-------- Input for this task --------

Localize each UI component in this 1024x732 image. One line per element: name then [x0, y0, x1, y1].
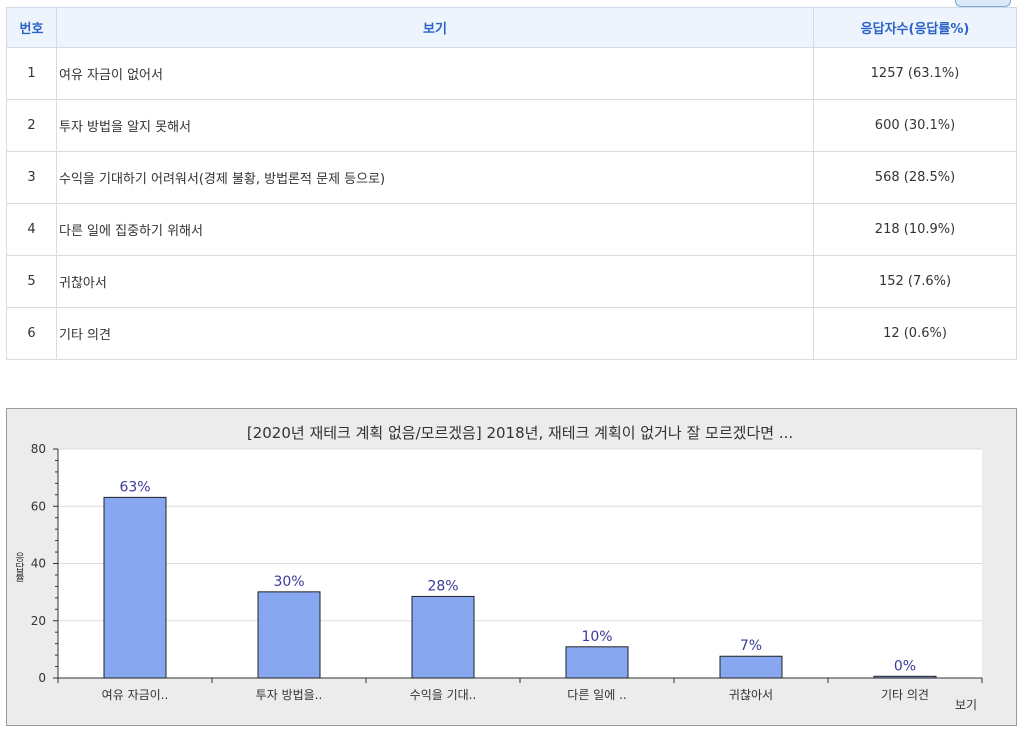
row-option: 귀찮아서	[56, 255, 814, 308]
x-tick-label: 다른 일에 ..	[567, 688, 626, 702]
header-option: 보기	[56, 7, 814, 48]
x-tick-label: 귀찮아서	[729, 688, 773, 702]
row-count: 152 (7.6%)	[813, 255, 1017, 308]
bar	[873, 675, 937, 679]
row-count: 600 (30.1%)	[813, 99, 1017, 152]
bar	[257, 591, 321, 679]
row-number: 2	[6, 99, 57, 152]
data-label: 7%	[740, 638, 762, 654]
table-row: 6 기타 의견 12 (0.6%)	[6, 307, 1017, 360]
row-option: 기타 의견	[56, 307, 814, 360]
y-tick-label: 20	[31, 614, 46, 628]
x-tick-label: 여유 자금이..	[102, 688, 169, 702]
chart-svg: [2020년 재테크 계획 없음/모르겠음] 2018년, 재테크 계획이 없거…	[13, 424, 983, 712]
chart-title: [2020년 재테크 계획 없음/모르겠음] 2018년, 재테크 계획이 없거…	[247, 424, 793, 442]
row-option: 다른 일에 집중하기 위해서	[56, 203, 814, 256]
y-tick-label: 40	[31, 557, 46, 571]
row-option: 투자 방법을 알지 못해서	[56, 99, 814, 152]
table-row: 4 다른 일에 집중하기 위해서 218 (10.9%)	[6, 203, 1017, 256]
top-tab-button[interactable]	[955, 0, 1011, 7]
x-axis-label: 보기	[955, 698, 977, 712]
x-tick-label: 수익을 기대..	[410, 688, 477, 702]
results-table: 번호 보기 응답자수(응답률%) 1 여유 자금이 없어서 1257 (63.1…	[6, 7, 1017, 360]
bar-chart: [2020년 재테크 계획 없음/모르겠음] 2018년, 재테크 계획이 없거…	[6, 408, 1017, 726]
data-label: 30%	[273, 574, 304, 590]
table-row: 5 귀찮아서 152 (7.6%)	[6, 255, 1017, 308]
header-number: 번호	[6, 7, 57, 48]
row-number: 6	[6, 307, 57, 360]
bar	[103, 496, 167, 679]
row-option: 수익을 기대하기 어려워서(경제 불황, 방법론적 문제 등으로)	[56, 151, 814, 204]
header-count: 응답자수(응답률%)	[813, 7, 1017, 48]
table-row: 3 수익을 기대하기 어려워서(경제 불황, 방법론적 문제 등으로) 568 …	[6, 151, 1017, 204]
x-tick-label: 투자 방법을..	[256, 688, 323, 702]
bar	[719, 655, 783, 679]
row-number: 3	[6, 151, 57, 204]
y-tick-label: 80	[31, 442, 46, 456]
data-label: 63%	[119, 479, 150, 495]
bar	[411, 595, 475, 679]
row-count: 218 (10.9%)	[813, 203, 1017, 256]
bar	[565, 646, 629, 679]
table-header-row: 번호 보기 응답자수(응답률%)	[6, 7, 1017, 48]
row-number: 1	[6, 47, 57, 100]
data-label: 10%	[581, 629, 612, 645]
row-count: 12 (0.6%)	[813, 307, 1017, 360]
data-label: 0%	[894, 658, 916, 674]
row-count: 1257 (63.1%)	[813, 47, 1017, 100]
data-label: 28%	[427, 578, 458, 594]
table-row: 2 투자 방법을 알지 못해서 600 (30.1%)	[6, 99, 1017, 152]
row-number: 4	[6, 203, 57, 256]
x-tick-label: 기타 의견	[881, 688, 929, 702]
row-option: 여유 자금이 없어서	[56, 47, 814, 100]
y-axis-label: 응답률	[13, 552, 25, 582]
row-count: 568 (28.5%)	[813, 151, 1017, 204]
y-tick-label: 0	[38, 671, 46, 685]
table-row: 1 여유 자금이 없어서 1257 (63.1%)	[6, 47, 1017, 100]
row-number: 5	[6, 255, 57, 308]
y-tick-label: 60	[31, 499, 46, 513]
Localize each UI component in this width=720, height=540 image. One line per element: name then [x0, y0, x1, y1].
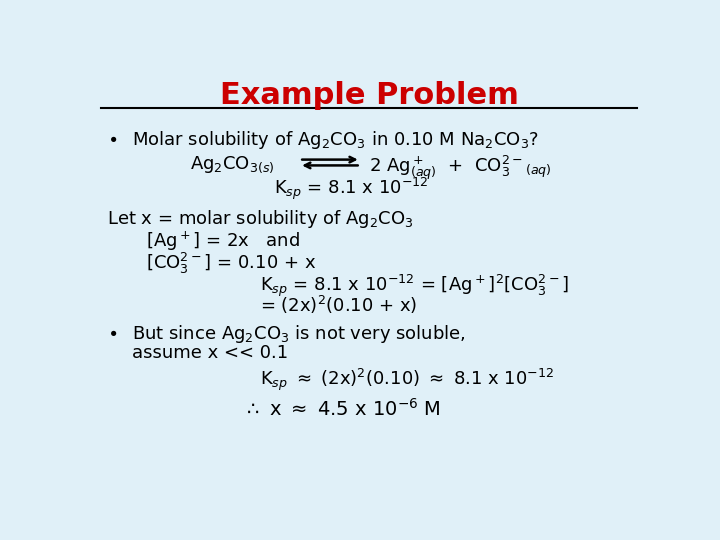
Text: K$_{sp}$ $\approx$ (2x)$^2$(0.10) $\approx$ 8.1 x 10$^{-12}$: K$_{sp}$ $\approx$ (2x)$^2$(0.10) $\appr… — [260, 366, 554, 393]
Text: Example Problem: Example Problem — [220, 82, 518, 111]
Text: K$_{sp}$ = 8.1 x 10$^{-12}$ = [Ag$^+$]$^2$[CO$_3^{2-}$]: K$_{sp}$ = 8.1 x 10$^{-12}$ = [Ag$^+$]$^… — [260, 273, 570, 299]
Text: [Ag$^+$] = 2x   and: [Ag$^+$] = 2x and — [145, 230, 300, 253]
Text: [CO$_3^{2-}$] = 0.10 + x: [CO$_3^{2-}$] = 0.10 + x — [145, 251, 316, 276]
Text: K$_{sp}$ = 8.1 x 10$^{-12}$: K$_{sp}$ = 8.1 x 10$^{-12}$ — [274, 176, 429, 202]
Text: Ag$_2$CO$_{3(s)}$: Ag$_2$CO$_{3(s)}$ — [190, 154, 275, 175]
Text: 2 Ag$^+_{(aq)}$  +  CO$_3^{2-}$$_{(aq)}$: 2 Ag$^+_{(aq)}$ + CO$_3^{2-}$$_{(aq)}$ — [369, 154, 552, 183]
Text: = (2x)$^2$(0.10 + x): = (2x)$^2$(0.10 + x) — [260, 294, 418, 315]
Text: $\bullet$: $\bullet$ — [107, 129, 117, 147]
Text: $\therefore$ x $\approx$ 4.5 x 10$^{-6}$ M: $\therefore$ x $\approx$ 4.5 x 10$^{-6}$… — [243, 397, 441, 420]
Text: Let x = molar solubility of Ag$_2$CO$_3$: Let x = molar solubility of Ag$_2$CO$_3$ — [107, 208, 413, 230]
Text: $\bullet$: $\bullet$ — [107, 323, 117, 341]
Text: But since Ag$_2$CO$_3$ is not very soluble,: But since Ag$_2$CO$_3$ is not very solub… — [132, 323, 466, 346]
Text: Molar solubility of Ag$_2$CO$_3$ in 0.10 M Na$_2$CO$_3$?: Molar solubility of Ag$_2$CO$_3$ in 0.10… — [132, 129, 539, 151]
Text: assume x << 0.1: assume x << 0.1 — [132, 344, 288, 362]
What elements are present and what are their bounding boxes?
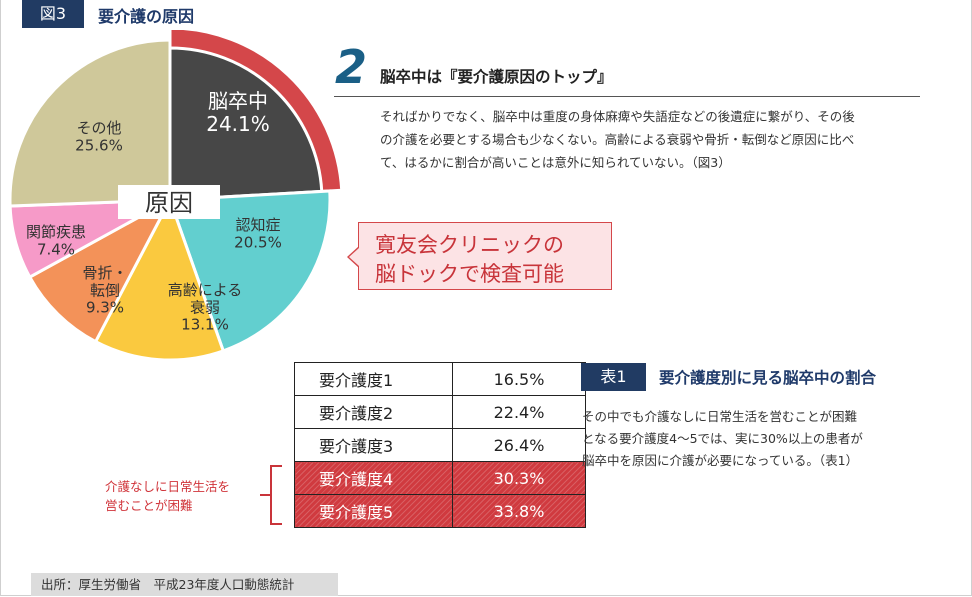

--------

## [Exercise description]
Reproduce the entries above line for line, without changing anything, and leave out the pictures.

## [Solution for this task]
Localize each UI component in this 1024x732 image. One line per element: name then [x0, y0, x1, y1].
row-option: 귀찮아서	[56, 255, 814, 308]
x-tick-label: 다른 일에 ..	[567, 688, 626, 702]
header-option: 보기	[56, 7, 814, 48]
x-tick-label: 귀찮아서	[729, 688, 773, 702]
row-count: 152 (7.6%)	[813, 255, 1017, 308]
bar	[873, 675, 937, 679]
row-count: 600 (30.1%)	[813, 99, 1017, 152]
bar	[257, 591, 321, 679]
row-number: 2	[6, 99, 57, 152]
data-label: 7%	[740, 638, 762, 654]
table-row: 6 기타 의견 12 (0.6%)	[6, 307, 1017, 360]
row-option: 기타 의견	[56, 307, 814, 360]
y-tick-label: 20	[31, 614, 46, 628]
x-tick-label: 여유 자금이..	[102, 688, 169, 702]
chart-svg: [2020년 재테크 계획 없음/모르겠음] 2018년, 재테크 계획이 없거…	[13, 424, 983, 712]
chart-title: [2020년 재테크 계획 없음/모르겠음] 2018년, 재테크 계획이 없거…	[247, 424, 793, 442]
row-option: 다른 일에 집중하기 위해서	[56, 203, 814, 256]
y-tick-label: 40	[31, 557, 46, 571]
row-option: 투자 방법을 알지 못해서	[56, 99, 814, 152]
table-row: 4 다른 일에 집중하기 위해서 218 (10.9%)	[6, 203, 1017, 256]
top-tab-button[interactable]	[955, 0, 1011, 7]
x-axis-label: 보기	[955, 698, 977, 712]
x-tick-label: 수익을 기대..	[410, 688, 477, 702]
results-table: 번호 보기 응답자수(응답률%) 1 여유 자금이 없어서 1257 (63.1…	[6, 7, 1017, 360]
bar-chart: [2020년 재테크 계획 없음/모르겠음] 2018년, 재테크 계획이 없거…	[6, 408, 1017, 726]
data-label: 30%	[273, 574, 304, 590]
table-row: 5 귀찮아서 152 (7.6%)	[6, 255, 1017, 308]
header-number: 번호	[6, 7, 57, 48]
row-number: 6	[6, 307, 57, 360]
bar	[103, 496, 167, 679]
row-option: 수익을 기대하기 어려워서(경제 불황, 방법론적 문제 등으로)	[56, 151, 814, 204]
header-count: 응답자수(응답률%)	[813, 7, 1017, 48]
table-row: 3 수익을 기대하기 어려워서(경제 불황, 방법론적 문제 등으로) 568 …	[6, 151, 1017, 204]
x-tick-label: 투자 방법을..	[256, 688, 323, 702]
bar	[719, 655, 783, 679]
row-number: 3	[6, 151, 57, 204]
y-tick-label: 80	[31, 442, 46, 456]
data-label: 63%	[119, 479, 150, 495]
bar	[411, 595, 475, 679]
row-count: 218 (10.9%)	[813, 203, 1017, 256]
bar	[565, 646, 629, 679]
table-header-row: 번호 보기 응답자수(응답률%)	[6, 7, 1017, 48]
row-number: 1	[6, 47, 57, 100]
data-label: 10%	[581, 629, 612, 645]
row-count: 12 (0.6%)	[813, 307, 1017, 360]
data-label: 0%	[894, 658, 916, 674]
row-count: 1257 (63.1%)	[813, 47, 1017, 100]
data-label: 28%	[427, 578, 458, 594]
table-row: 2 투자 방법을 알지 못해서 600 (30.1%)	[6, 99, 1017, 152]
row-number: 4	[6, 203, 57, 256]
x-tick-label: 기타 의견	[881, 688, 929, 702]
row-option: 여유 자금이 없어서	[56, 47, 814, 100]
y-axis-label: 응답률	[13, 552, 25, 582]
row-count: 568 (28.5%)	[813, 151, 1017, 204]
y-tick-label: 0	[38, 671, 46, 685]
table-row: 1 여유 자금이 없어서 1257 (63.1%)	[6, 47, 1017, 100]
row-number: 5	[6, 255, 57, 308]
y-tick-label: 60	[31, 499, 46, 513]
Localize each UI component in this width=720, height=540 image. One line per element: name then [x0, y0, x1, y1].
Text: K$_{sp}$ $\approx$ (2x)$^2$(0.10) $\approx$ 8.1 x 10$^{-12}$: K$_{sp}$ $\approx$ (2x)$^2$(0.10) $\appr… — [260, 366, 554, 393]
Text: Example Problem: Example Problem — [220, 82, 518, 111]
Text: K$_{sp}$ = 8.1 x 10$^{-12}$ = [Ag$^+$]$^2$[CO$_3^{2-}$]: K$_{sp}$ = 8.1 x 10$^{-12}$ = [Ag$^+$]$^… — [260, 273, 570, 299]
Text: [Ag$^+$] = 2x   and: [Ag$^+$] = 2x and — [145, 230, 300, 253]
Text: [CO$_3^{2-}$] = 0.10 + x: [CO$_3^{2-}$] = 0.10 + x — [145, 251, 316, 276]
Text: K$_{sp}$ = 8.1 x 10$^{-12}$: K$_{sp}$ = 8.1 x 10$^{-12}$ — [274, 176, 429, 202]
Text: Ag$_2$CO$_{3(s)}$: Ag$_2$CO$_{3(s)}$ — [190, 154, 275, 175]
Text: 2 Ag$^+_{(aq)}$  +  CO$_3^{2-}$$_{(aq)}$: 2 Ag$^+_{(aq)}$ + CO$_3^{2-}$$_{(aq)}$ — [369, 154, 552, 183]
Text: = (2x)$^2$(0.10 + x): = (2x)$^2$(0.10 + x) — [260, 294, 418, 315]
Text: $\bullet$: $\bullet$ — [107, 129, 117, 147]
Text: $\therefore$ x $\approx$ 4.5 x 10$^{-6}$ M: $\therefore$ x $\approx$ 4.5 x 10$^{-6}$… — [243, 397, 441, 420]
Text: Let x = molar solubility of Ag$_2$CO$_3$: Let x = molar solubility of Ag$_2$CO$_3$ — [107, 208, 413, 230]
Text: $\bullet$: $\bullet$ — [107, 323, 117, 341]
Text: But since Ag$_2$CO$_3$ is not very soluble,: But since Ag$_2$CO$_3$ is not very solub… — [132, 323, 466, 346]
Text: Molar solubility of Ag$_2$CO$_3$ in 0.10 M Na$_2$CO$_3$?: Molar solubility of Ag$_2$CO$_3$ in 0.10… — [132, 129, 539, 151]
Text: assume x << 0.1: assume x << 0.1 — [132, 344, 288, 362]
What elements are present and what are their bounding boxes?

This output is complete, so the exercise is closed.